Where a line contains the string "Раисе", copy that line.

━━━━━━━━━━

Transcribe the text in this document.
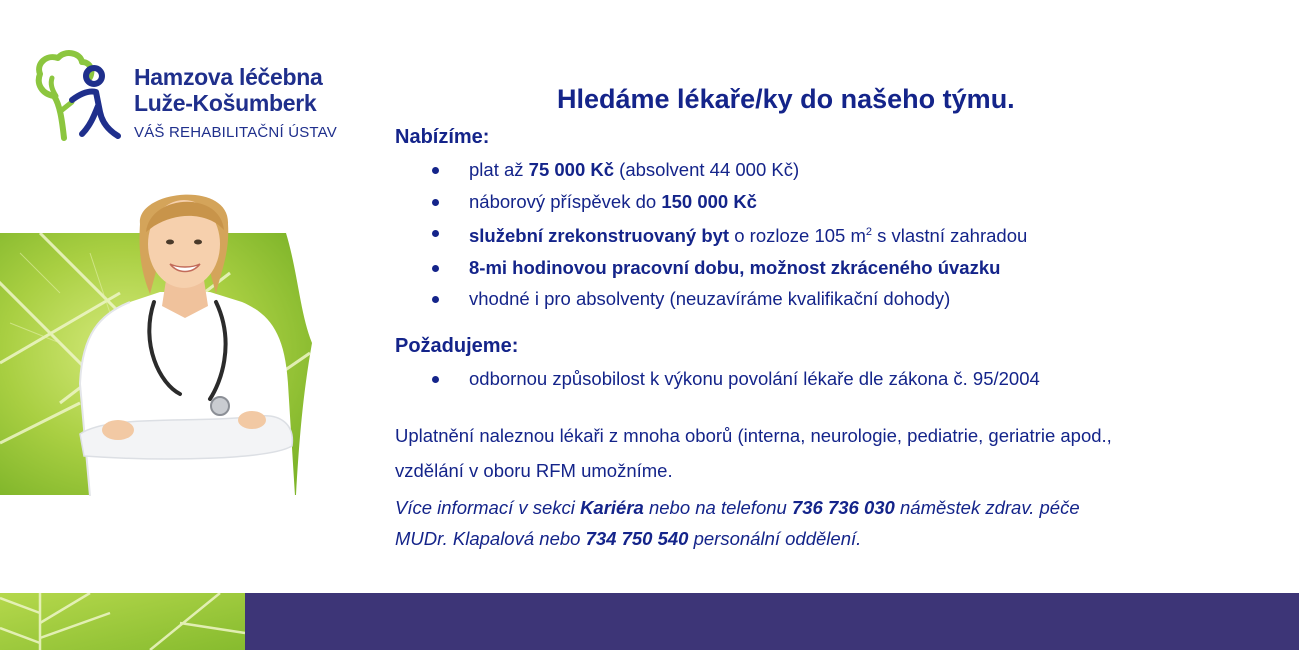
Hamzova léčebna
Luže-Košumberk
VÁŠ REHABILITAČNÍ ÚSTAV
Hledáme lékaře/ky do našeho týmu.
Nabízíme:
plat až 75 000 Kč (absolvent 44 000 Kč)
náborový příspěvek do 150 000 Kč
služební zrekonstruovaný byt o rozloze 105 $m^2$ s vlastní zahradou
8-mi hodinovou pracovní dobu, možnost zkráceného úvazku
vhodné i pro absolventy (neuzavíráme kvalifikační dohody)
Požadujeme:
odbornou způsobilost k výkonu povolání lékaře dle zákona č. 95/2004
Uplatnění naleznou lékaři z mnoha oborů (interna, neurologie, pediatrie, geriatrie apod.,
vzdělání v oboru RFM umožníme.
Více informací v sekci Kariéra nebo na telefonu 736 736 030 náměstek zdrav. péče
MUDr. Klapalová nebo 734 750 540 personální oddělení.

━━━━━━━━━━

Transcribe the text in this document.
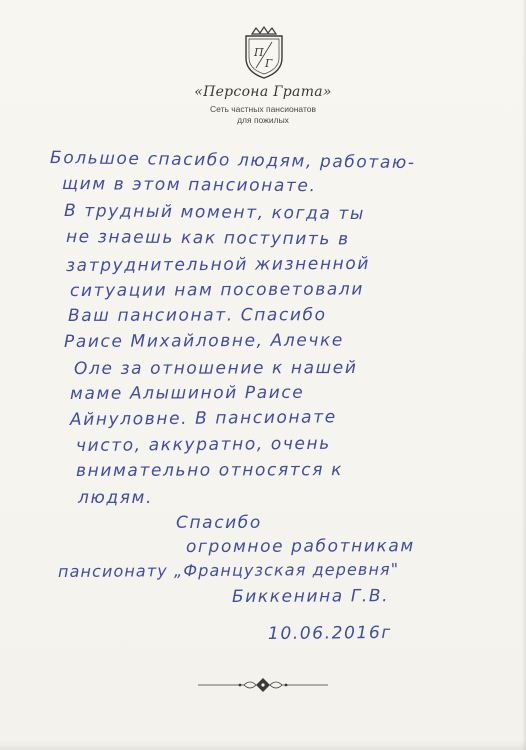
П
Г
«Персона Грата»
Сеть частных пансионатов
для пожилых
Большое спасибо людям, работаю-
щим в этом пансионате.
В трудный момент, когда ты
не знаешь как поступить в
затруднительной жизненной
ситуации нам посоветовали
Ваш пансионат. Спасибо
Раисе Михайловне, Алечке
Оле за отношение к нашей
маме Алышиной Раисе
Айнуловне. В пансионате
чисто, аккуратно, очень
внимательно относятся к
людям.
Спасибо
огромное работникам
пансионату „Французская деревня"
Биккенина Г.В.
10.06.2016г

━━━━━━━━━━

• EXERCISE RESULT:
Раисе Михайловне, Алечке
маме Алышиной Раисе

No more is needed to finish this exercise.